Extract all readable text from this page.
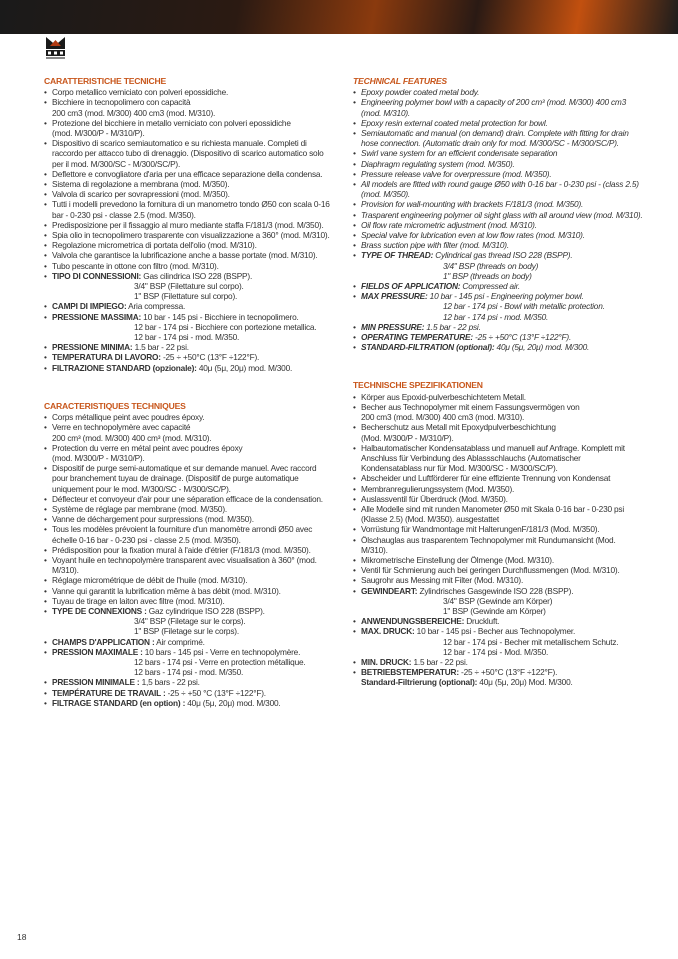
CARATTERISTICHE TECNICHE
• Corpo metallico verniciato con polveri epossidiche.
• Bicchiere in tecnopolimero con capacità
200 cm3 (mod. M/300) 400 cm3 (mod. M/310).
• Protezione del bicchiere in metallo verniciato con polveri epossidiche
(mod. M/300/P - M/310/P).
• Dispositivo di scarico semiautomatico e su richiesta manuale. Completi di raccordo per attacco tubo di drenaggio. (Dispositivo di scarico automatico solo per il mod. M/300/SC - M/300/SC/P).
• Deflettore e convogliatore d'aria per una efficace separazione della condensa.
• Sistema di regolazione a membrana (mod. M/350).
• Valvola di scarico per sovrapressioni (mod. M/350).
• Tutti i modelli prevedono la fornitura di un manometro tondo Ø50 con scala 0-16 bar - 0-230 psi - classe 2.5 (mod. M/350).
• Predisposizione per il fissaggio al muro mediante staffa F/181/3 (mod. M/350).
• Spia olio in tecnopolimero trasparente con visualizzazione a 360° (mod. M/310).
• Regolazione micrometrica di portata dell'olio (mod. M/310).
• Valvola che garantisce la lubrificazione anche a basse portate (mod. M/310).
• Tubo pescante in ottone con filtro (mod. M/310).
• TIPO DI CONNESSIONI: Gas cilindrica ISO 228 (BSPP).
3/4" BSP (Filettature sul corpo).
1" BSP (Filettature sul corpo).
• CAMPI DI IMPIEGO: Aria compressa.
• PRESSIONE MASSIMA: 10 bar - 145 psi - Bicchiere in tecnopolimero.
12 bar - 174 psi - Bicchiere con portezione metallica.
12 bar - 174 psi - mod. M/350.
• PRESSIONE MINIMA: 1.5 bar - 22 psi.
• TEMPERATURA DI LAVORO: -25 ÷ +50°C (13°F ÷122°F).
• FILTRAZIONE STANDARD (opzionale): 40μ (5μ, 20μ) mod. M/300.
CARACTERISTIQUES TECHNIQUES
• Corps métallique peint avec poudres époxy.
• Verre en technopolymère avec capacité
200 cm³ (mod. M/300) 400 cm³ (mod. M/310).
• Protection du verre en métal peint avec poudres époxy
(mod. M/300/P - M/310/P).
• Dispositif de purge semi-automatique et sur demande manuel. Avec raccord pour branchement tuyau de drainage. (Dispositif de purge automatique uniquement pour le mod. M/300/SC - M/300/SC/P).
• Déflecteur et convoyeur d'air pour une séparation efficace de la condensation.
• Système de réglage par membrane (mod. M/350).
• Vanne de déchargement pour surpressions (mod. M/350).
• Tous les modèles prévoient la fourniture d'un manomètre arrondi Ø50 avec échelle 0-16 bar - 0-230 psi - classe 2.5 (mod. M/350).
• Prédisposition pour la fixation mural à l'aide d'étrier (F/181/3 (mod. M/350).
• Voyant huile en technopolymère transparent avec visualisation à 360° (mod. M/310).
• Réglage micrométrique de débit de l'huile (mod. M/310).
• Vanne qui garantit la lubrification même à bas débit (mod. M/310).
• Tuyau de tirage en laiton avec filtre (mod. M/310).
• TYPE DE CONNEXIONS : Gaz cylindrique ISO 228 (BSPP).
3/4" BSP (Filetage sur le corps).
1" BSP (Filetage sur le corps).
• CHAMPS D'APPLICATION : Air comprimé.
• PRESSION MAXIMALE : 10 bars - 145 psi - Verre en technopolymère.
12 bars - 174 psi - Verre en protection métallique.
12 bars - 174 psi - mod. M/350.
• PRESSION MINIMALE : 1,5 bars - 22 psi.
• TEMPÉRATURE DE TRAVAIL : -25 ÷ +50 °C (13°F ÷122°F).
• FILTRAGE STANDARD (en option) : 40μ (5μ, 20μ) mod. M/300.
TECHNICAL FEATURES
• Epoxy powder coated metal body.
• Engineering polymer bowl with a capacity of 200 cm³ (mod. M/300) 400 cm3 (mod. M/310).
• Epoxy resin external coated metal protection for bowl.
• Semiautomatic and manual (on demand) drain. Complete with fitting for drain hose connection. (Automatic drain only for mod. M/300/SC - M/300/SC/P).
• Swirl vane system for an efficient condensate separation
• Diaphragm regulating system (mod. M/350).
• Pressure release valve for overpressure (mod. M/350).
• All models are fitted with round gauge Ø50 with 0-16 bar - 0-230 psi - (class 2.5) (mod. M/350).
• Provision for wall-mounting with brackets F/181/3 (mod. M/350).
• Trasparent engineering polymer oil sight glass with all around view (mod. M/310).
• Oil flow rate micrometric adjustment (mod. M/310).
• Special valve for lubrication even at low flow rates (mod. M/310).
• Brass suction pipe with filter (mod. M/310).
• TYPE OF THREAD: Cylindrical gas thread ISO 228 (BSPP).
3/4" BSP (threads on body)
1" BSP (threads on body)
• FIELDS OF APPLICATION: Compressed air.
• MAX PRESSURE: 10 bar - 145 psi - Engineering polymer bowl.
12 bar - 174 psi - Bowl with metallic protection.
12 bar - 174 psi - mod. M/350.
• MIN PRESSURE: 1.5 bar - 22 psi.
• OPERATING TEMPERATURE: -25 ÷ +50°C (13°F ÷122°F).
• STANDARD-FILTRATION (optional): 40μ (5μ, 20μ) mod. M/300.
TECHNISCHE SPEZIFIKATIONEN
• Körper aus Epoxid-pulverbeschichtetem Metall.
• Becher aus Technopolymer mit einem Fassungsvermögen von
200 cm3 (mod. M/300) 400 cm3 (mod. M/310).
• Becherschutz aus Metall mit Epoxydpulverbeschichtung
(Mod. M/300/P - M/310/P).
• Halbautomatischer Kondensatablass und manuell auf Anfrage. Komplett mit Anschluss für Verbindung des Ablassschlauchs (Automatischer Kondensatablass nur für Mod. M/300/SC - M/300/SC/P).
• Abscheider und Luftförderer für eine effiziente Trennung von Kondensat
• Membranregulierungssystem (Mod. M/350).
• Auslassventil für Überdruck (Mod. M/350).
• Alle Modelle sind mit runden Manometer Ø50 mit Skala 0-16 bar - 0-230 psi (Klasse 2.5) (Mod. M/350). ausgestattet
• Vorrüstung für Wandmontage mit HalterungenF/181/3 (Mod. M/350).
• Ölschauglas aus trasparentem Technopolymer mit Rundumansicht (Mod. M/310).
• Mikrometrische Einstellung der Ölmenge (Mod. M/310).
• Ventil für Schmierung auch bei geringen Durchflussmengen (Mod. M/310).
• Saugrohr aus Messing mit Filter (Mod. M/310).
• GEWINDEART: Zylindrisches Gasgewinde ISO 228 (BSPP).
3/4" BSP (Gewinde am Körper)
1" BSP (Gewinde am Körper)
• ANWENDUNGSBEREICHE: Druckluft.
• MAX. DRUCK: 10 bar - 145 psi - Becher aus Technopolymer.
12 bar - 174 psi - Becher mit metallischem Schutz.
12 bar - 174 psi - Mod. M/350.
• MIN. DRUCK: 1.5 bar - 22 psi.
• BETRIEBSTEMPERATUR: -25 ÷ +50°C (13°F ÷122°F).
Standard-Filtrierung (optional): 40μ (5μ, 20μ) Mod. M/300.
18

What is needed: Output a faithful copy of the data, with each picture left out.

Output of the exercise:
Extract all readable text from this page.
CARATTERISTICHE TECNICHE
• Corpo metallico verniciato con polveri epossidiche.
• Bicchiere in tecnopolimero con capacità
200 cm3 (mod. M/300) 400 cm3 (mod. M/310).
• Protezione del bicchiere in metallo verniciato con polveri epossidiche
(mod. M/300/P - M/310/P).
• Dispositivo di scarico semiautomatico e su richiesta manuale. Completi di raccordo per attacco tubo di drenaggio. (Dispositivo di scarico automatico solo per il mod. M/300/SC - M/300/SC/P).
• Deflettore e convogliatore d'aria per una efficace separazione della condensa.
• Sistema di regolazione a membrana (mod. M/350).
• Valvola di scarico per sovrapressioni (mod. M/350).
• Tutti i modelli prevedono la fornitura di un manometro tondo Ø50 con scala 0-16 bar - 0-230 psi - classe 2.5 (mod. M/350).
• Predisposizione per il fissaggio al muro mediante staffa F/181/3 (mod. M/350).
• Spia olio in tecnopolimero trasparente con visualizzazione a 360° (mod. M/310).
• Regolazione micrometrica di portata dell'olio (mod. M/310).
• Valvola che garantisce la lubrificazione anche a basse portate (mod. M/310).
• Tubo pescante in ottone con filtro (mod. M/310).
• TIPO DI CONNESSIONI: Gas cilindrica ISO 228 (BSPP).
3/4" BSP (Filettature sul corpo).
1" BSP (Filettature sul corpo).
• CAMPI DI IMPIEGO: Aria compressa.
• PRESSIONE MASSIMA: 10 bar - 145 psi - Bicchiere in tecnopolimero.
12 bar - 174 psi - Bicchiere con portezione metallica.
12 bar - 174 psi - mod. M/350.
• PRESSIONE MINIMA: 1.5 bar - 22 psi.
• TEMPERATURA DI LAVORO: -25 ÷ +50°C (13°F ÷122°F).
• FILTRAZIONE STANDARD (opzionale): 40μ (5μ, 20μ) mod. M/300.
CARACTERISTIQUES TECHNIQUES
• Corps métallique peint avec poudres époxy.
• Verre en technopolymère avec capacité
200 cm³ (mod. M/300) 400 cm³ (mod. M/310).
• Protection du verre en métal peint avec poudres époxy
(mod. M/300/P - M/310/P).
• Dispositif de purge semi-automatique et sur demande manuel. Avec raccord pour branchement tuyau de drainage. (Dispositif de purge automatique uniquement pour le mod. M/300/SC - M/300/SC/P).
• Déflecteur et convoyeur d'air pour une séparation efficace de la condensation.
• Système de réglage par membrane (mod. M/350).
• Vanne de déchargement pour surpressions (mod. M/350).
• Tous les modèles prévoient la fourniture d'un manomètre arrondi Ø50 avec échelle 0-16 bar - 0-230 psi - classe 2.5 (mod. M/350).
• Prédisposition pour la fixation mural à l'aide d'étrier (F/181/3 (mod. M/350).
• Voyant huile en technopolymère transparent avec visualisation à 360° (mod. M/310).
• Réglage micrométrique de débit de l'huile (mod. M/310).
• Vanne qui garantit la lubrification même à bas débit (mod. M/310).
• Tuyau de tirage en laiton avec filtre (mod. M/310).
• TYPE DE CONNEXIONS : Gaz cylindrique ISO 228 (BSPP).
3/4" BSP (Filetage sur le corps).
1" BSP (Filetage sur le corps).
• CHAMPS D'APPLICATION : Air comprimé.
• PRESSION MAXIMALE : 10 bars - 145 psi - Verre en technopolymère.
12 bars - 174 psi - Verre en protection métallique.
12 bars - 174 psi - mod. M/350.
• PRESSION MINIMALE : 1,5 bars - 22 psi.
• TEMPÉRATURE DE TRAVAIL : -25 ÷ +50 °C (13°F ÷122°F).
• FILTRAGE STANDARD (en option) : 40μ (5μ, 20μ) mod. M/300.
TECHNICAL FEATURES
• Epoxy powder coated metal body.
• Engineering polymer bowl with a capacity of 200 cm³ (mod. M/300) 400 cm3 (mod. M/310).
• Epoxy resin external coated metal protection for bowl.
• Semiautomatic and manual (on demand) drain. Complete with fitting for drain hose connection. (Automatic drain only for mod. M/300/SC - M/300/SC/P).
• Swirl vane system for an efficient condensate separation
• Diaphragm regulating system (mod. M/350).
• Pressure release valve for overpressure (mod. M/350).
• All models are fitted with round gauge Ø50 with 0-16 bar - 0-230 psi - (class 2.5) (mod. M/350).
• Provision for wall-mounting with brackets F/181/3 (mod. M/350).
• Trasparent engineering polymer oil sight glass with all around view (mod. M/310).
• Oil flow rate micrometric adjustment (mod. M/310).
• Special valve for lubrication even at low flow rates (mod. M/310).
• Brass suction pipe with filter (mod. M/310).
• TYPE OF THREAD: Cylindrical gas thread ISO 228 (BSPP).
3/4" BSP (threads on body)
1" BSP (threads on body)
• FIELDS OF APPLICATION: Compressed air.
• MAX PRESSURE: 10 bar - 145 psi - Engineering polymer bowl.
12 bar - 174 psi - Bowl with metallic protection.
12 bar - 174 psi - mod. M/350.
• MIN PRESSURE: 1.5 bar - 22 psi.
• OPERATING TEMPERATURE: -25 ÷ +50°C (13°F ÷122°F).
• STANDARD-FILTRATION (optional): 40μ (5μ, 20μ) mod. M/300.
TECHNISCHE SPEZIFIKATIONEN
• Körper aus Epoxid-pulverbeschichtetem Metall.
• Becher aus Technopolymer mit einem Fassungsvermögen von
200 cm3 (mod. M/300) 400 cm3 (mod. M/310).
• Becherschutz aus Metall mit Epoxydpulverbeschichtung
(Mod. M/300/P - M/310/P).
• Halbautomatischer Kondensatablass und manuell auf Anfrage. Komplett mit Anschluss für Verbindung des Ablassschlauchs (Automatischer Kondensatablass nur für Mod. M/300/SC - M/300/SC/P).
• Abscheider und Luftförderer für eine effiziente Trennung von Kondensat
• Membranregulierungssystem (Mod. M/350).
• Auslassventil für Überdruck (Mod. M/350).
• Alle Modelle sind mit runden Manometer Ø50 mit Skala 0-16 bar - 0-230 psi (Klasse 2.5) (Mod. M/350). ausgestattet
• Vorrüstung für Wandmontage mit HalterungenF/181/3 (Mod. M/350).
• Ölschauglas aus trasparentem Technopolymer mit Rundumansicht (Mod. M/310).
• Mikrometrische Einstellung der Ölmenge (Mod. M/310).
• Ventil für Schmierung auch bei geringen Durchflussmengen (Mod. M/310).
• Saugrohr aus Messing mit Filter (Mod. M/310).
• GEWINDEART: Zylindrisches Gasgewinde ISO 228 (BSPP).
3/4" BSP (Gewinde am Körper)
1" BSP (Gewinde am Körper)
• ANWENDUNGSBEREICHE: Druckluft.
• MAX. DRUCK: 10 bar - 145 psi - Becher aus Technopolymer.
12 bar - 174 psi - Becher mit metallischem Schutz.
12 bar - 174 psi - Mod. M/350.
• MIN. DRUCK: 1.5 bar - 22 psi.
• BETRIEBSTEMPERATUR: -25 ÷ +50°C (13°F ÷122°F).
Standard-Filtrierung (optional): 40μ (5μ, 20μ) Mod. M/300.
18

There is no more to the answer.